> _Directions for this task_
Extract all lines that hold the string "Physical".

Extracted records:
↓↓↓

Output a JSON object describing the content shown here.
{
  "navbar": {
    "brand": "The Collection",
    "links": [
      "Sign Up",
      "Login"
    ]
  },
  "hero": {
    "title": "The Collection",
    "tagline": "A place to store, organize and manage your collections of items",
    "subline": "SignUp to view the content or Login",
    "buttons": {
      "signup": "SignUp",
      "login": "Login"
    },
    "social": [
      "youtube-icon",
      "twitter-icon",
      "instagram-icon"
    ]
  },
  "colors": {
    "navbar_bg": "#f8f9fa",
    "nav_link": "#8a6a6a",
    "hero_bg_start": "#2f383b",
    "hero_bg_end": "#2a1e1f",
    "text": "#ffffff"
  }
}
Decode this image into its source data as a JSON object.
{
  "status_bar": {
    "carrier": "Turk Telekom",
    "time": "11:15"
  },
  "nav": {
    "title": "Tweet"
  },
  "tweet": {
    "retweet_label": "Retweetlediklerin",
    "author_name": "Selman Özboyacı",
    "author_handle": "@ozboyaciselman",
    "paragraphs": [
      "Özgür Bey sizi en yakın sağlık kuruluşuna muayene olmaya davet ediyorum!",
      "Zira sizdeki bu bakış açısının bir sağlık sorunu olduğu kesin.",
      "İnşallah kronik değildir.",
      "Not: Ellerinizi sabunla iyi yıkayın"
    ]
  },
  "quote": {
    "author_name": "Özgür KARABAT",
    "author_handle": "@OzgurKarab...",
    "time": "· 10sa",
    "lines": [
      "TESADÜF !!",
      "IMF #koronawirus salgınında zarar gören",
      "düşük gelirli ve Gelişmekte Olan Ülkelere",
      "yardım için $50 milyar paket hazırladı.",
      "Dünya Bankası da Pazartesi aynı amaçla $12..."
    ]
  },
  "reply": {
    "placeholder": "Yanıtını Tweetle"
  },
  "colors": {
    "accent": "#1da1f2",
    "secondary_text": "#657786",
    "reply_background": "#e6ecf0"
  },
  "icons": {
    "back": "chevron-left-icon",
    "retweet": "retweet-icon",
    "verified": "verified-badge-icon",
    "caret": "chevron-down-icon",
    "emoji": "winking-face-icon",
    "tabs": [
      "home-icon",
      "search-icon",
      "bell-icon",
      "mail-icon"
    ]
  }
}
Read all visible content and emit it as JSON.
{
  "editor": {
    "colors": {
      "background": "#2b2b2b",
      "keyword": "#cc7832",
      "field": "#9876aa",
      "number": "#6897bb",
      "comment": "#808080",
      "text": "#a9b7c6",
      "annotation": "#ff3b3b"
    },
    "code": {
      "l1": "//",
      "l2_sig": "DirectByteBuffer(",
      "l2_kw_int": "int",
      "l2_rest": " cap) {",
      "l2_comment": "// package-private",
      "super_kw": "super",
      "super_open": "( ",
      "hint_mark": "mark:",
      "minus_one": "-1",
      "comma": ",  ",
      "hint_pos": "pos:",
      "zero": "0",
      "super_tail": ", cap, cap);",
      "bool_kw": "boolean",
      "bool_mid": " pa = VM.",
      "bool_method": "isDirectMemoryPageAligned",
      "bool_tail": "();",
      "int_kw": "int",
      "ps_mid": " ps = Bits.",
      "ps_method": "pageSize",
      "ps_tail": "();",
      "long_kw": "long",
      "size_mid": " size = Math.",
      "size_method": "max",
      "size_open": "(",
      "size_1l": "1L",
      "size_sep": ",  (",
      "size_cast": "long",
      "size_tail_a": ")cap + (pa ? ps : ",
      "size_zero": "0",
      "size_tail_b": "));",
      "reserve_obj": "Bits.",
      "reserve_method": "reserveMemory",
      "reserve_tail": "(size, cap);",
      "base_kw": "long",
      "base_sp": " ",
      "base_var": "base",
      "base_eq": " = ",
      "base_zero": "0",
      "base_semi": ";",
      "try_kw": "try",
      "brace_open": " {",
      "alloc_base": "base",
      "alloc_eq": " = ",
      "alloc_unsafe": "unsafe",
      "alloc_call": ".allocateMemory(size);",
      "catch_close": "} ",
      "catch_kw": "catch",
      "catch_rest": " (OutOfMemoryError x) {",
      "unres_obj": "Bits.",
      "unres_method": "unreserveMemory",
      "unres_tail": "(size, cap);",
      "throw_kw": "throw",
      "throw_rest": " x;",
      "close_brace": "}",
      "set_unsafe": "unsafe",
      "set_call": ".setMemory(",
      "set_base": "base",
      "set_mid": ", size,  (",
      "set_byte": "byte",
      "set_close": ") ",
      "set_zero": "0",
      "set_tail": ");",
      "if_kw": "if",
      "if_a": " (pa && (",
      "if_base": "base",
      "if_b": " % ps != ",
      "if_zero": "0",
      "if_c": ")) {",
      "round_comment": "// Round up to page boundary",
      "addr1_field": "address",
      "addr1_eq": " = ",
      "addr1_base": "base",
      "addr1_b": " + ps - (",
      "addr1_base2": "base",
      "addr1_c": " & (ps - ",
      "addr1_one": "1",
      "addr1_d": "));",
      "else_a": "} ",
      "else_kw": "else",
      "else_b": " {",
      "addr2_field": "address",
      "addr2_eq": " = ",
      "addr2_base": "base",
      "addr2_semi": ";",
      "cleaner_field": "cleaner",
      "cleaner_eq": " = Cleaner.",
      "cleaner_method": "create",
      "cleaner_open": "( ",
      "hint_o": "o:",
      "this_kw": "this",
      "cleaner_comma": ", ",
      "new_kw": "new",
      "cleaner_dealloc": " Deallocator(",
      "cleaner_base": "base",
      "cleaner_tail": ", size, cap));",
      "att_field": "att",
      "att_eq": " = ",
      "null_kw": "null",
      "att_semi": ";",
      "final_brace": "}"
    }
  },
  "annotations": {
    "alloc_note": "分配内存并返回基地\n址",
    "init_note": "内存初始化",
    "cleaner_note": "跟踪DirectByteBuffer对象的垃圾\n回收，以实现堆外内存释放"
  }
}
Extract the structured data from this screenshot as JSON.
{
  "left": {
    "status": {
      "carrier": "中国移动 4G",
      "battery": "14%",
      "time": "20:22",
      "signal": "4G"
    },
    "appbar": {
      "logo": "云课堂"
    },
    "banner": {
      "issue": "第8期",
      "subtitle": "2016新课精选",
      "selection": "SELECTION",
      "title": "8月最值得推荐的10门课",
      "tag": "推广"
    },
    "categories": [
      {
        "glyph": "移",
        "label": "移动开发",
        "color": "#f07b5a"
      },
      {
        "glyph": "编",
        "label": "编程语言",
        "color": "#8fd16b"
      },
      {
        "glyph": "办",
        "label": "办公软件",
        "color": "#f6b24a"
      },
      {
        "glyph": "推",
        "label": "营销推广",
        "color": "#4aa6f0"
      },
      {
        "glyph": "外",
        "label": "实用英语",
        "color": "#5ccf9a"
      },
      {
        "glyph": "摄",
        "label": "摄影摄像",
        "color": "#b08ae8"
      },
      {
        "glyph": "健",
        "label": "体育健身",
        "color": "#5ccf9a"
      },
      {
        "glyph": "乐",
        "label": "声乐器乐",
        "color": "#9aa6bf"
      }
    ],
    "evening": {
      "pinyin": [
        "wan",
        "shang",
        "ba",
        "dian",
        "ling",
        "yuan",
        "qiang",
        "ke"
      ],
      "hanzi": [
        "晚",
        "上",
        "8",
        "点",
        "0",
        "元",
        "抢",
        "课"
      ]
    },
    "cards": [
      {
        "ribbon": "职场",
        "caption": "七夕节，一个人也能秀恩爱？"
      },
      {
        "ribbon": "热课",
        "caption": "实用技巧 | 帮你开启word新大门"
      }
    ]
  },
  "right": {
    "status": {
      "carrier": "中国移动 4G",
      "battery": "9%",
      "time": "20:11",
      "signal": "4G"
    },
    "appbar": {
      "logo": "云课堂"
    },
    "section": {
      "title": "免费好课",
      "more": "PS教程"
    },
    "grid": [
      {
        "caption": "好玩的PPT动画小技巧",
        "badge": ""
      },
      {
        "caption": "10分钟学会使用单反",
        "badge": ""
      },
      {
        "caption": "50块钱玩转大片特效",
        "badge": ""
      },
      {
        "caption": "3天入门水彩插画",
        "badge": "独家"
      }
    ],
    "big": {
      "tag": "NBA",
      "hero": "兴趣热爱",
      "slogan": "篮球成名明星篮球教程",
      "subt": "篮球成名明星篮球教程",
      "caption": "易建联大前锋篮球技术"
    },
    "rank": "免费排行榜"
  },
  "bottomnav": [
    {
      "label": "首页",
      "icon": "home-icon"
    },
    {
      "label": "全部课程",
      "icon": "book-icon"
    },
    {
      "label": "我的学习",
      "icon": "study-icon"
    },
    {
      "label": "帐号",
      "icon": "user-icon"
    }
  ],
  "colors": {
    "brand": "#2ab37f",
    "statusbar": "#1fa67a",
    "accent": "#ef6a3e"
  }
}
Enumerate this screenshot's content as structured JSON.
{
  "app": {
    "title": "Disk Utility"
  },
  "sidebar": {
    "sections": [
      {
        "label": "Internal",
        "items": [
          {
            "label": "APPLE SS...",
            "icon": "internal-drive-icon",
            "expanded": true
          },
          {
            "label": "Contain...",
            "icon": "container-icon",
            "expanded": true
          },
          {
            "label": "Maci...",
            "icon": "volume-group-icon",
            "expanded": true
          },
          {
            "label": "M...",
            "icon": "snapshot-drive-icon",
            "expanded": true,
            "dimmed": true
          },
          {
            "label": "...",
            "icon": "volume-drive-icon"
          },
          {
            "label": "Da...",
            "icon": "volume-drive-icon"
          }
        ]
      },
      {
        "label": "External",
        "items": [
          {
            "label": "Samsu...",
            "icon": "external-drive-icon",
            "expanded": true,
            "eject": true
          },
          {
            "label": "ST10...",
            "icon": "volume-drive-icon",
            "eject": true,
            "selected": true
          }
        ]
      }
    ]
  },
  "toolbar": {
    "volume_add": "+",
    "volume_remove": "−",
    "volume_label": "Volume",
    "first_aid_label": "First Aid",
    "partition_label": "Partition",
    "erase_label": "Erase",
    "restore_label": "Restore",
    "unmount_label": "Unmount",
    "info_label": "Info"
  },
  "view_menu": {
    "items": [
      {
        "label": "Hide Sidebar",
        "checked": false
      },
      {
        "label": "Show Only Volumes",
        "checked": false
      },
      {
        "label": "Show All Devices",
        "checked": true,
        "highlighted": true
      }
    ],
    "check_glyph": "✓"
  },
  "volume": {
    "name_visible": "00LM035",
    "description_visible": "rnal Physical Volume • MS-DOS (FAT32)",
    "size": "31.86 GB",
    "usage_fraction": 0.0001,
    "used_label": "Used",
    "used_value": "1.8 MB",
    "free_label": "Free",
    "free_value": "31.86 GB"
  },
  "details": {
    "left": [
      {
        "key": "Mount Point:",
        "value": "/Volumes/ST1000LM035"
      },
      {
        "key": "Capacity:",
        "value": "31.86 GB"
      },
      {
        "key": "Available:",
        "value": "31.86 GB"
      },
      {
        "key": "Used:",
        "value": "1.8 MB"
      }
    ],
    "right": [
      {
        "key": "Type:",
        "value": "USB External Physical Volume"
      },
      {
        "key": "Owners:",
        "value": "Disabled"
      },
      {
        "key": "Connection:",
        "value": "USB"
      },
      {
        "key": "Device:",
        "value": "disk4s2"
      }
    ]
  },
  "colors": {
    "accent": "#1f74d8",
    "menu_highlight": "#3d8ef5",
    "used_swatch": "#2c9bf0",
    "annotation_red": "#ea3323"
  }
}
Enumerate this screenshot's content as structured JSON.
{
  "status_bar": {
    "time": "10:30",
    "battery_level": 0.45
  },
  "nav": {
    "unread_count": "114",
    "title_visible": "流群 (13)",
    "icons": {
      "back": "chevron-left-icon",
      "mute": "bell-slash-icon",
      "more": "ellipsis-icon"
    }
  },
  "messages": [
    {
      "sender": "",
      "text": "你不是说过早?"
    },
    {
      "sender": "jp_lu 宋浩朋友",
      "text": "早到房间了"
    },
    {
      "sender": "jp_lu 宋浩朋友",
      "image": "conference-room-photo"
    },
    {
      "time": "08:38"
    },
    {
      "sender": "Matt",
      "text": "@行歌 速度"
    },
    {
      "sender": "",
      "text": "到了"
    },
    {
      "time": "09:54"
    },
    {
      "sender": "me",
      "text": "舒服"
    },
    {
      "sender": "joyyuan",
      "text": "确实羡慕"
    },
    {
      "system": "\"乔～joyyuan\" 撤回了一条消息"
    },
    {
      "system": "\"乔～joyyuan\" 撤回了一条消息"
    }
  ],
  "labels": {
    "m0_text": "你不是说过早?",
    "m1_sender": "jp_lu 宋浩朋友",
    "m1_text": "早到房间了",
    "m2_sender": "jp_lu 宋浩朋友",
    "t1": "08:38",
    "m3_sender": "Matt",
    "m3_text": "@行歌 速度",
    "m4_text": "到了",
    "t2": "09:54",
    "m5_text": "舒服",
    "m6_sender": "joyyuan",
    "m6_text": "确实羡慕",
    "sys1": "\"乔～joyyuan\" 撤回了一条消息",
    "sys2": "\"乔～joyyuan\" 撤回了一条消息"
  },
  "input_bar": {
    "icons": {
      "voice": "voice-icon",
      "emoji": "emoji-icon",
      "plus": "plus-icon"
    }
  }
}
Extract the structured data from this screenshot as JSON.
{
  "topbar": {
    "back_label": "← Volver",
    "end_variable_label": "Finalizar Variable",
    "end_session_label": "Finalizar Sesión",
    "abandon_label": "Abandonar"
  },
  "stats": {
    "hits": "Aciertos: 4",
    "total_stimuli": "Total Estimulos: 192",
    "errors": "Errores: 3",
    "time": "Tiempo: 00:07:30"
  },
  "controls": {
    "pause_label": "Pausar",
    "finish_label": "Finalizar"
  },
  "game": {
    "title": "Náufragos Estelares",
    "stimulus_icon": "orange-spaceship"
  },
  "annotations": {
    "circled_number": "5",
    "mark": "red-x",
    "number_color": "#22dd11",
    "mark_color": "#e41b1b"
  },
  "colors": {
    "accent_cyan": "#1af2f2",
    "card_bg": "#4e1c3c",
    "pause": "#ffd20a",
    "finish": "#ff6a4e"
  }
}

↑↑↑

> _Exercise answer_
    "description_visible": "rnal Physical Volume • MS-DOS (FAT32)",
        "value": "USB External Physical Volume"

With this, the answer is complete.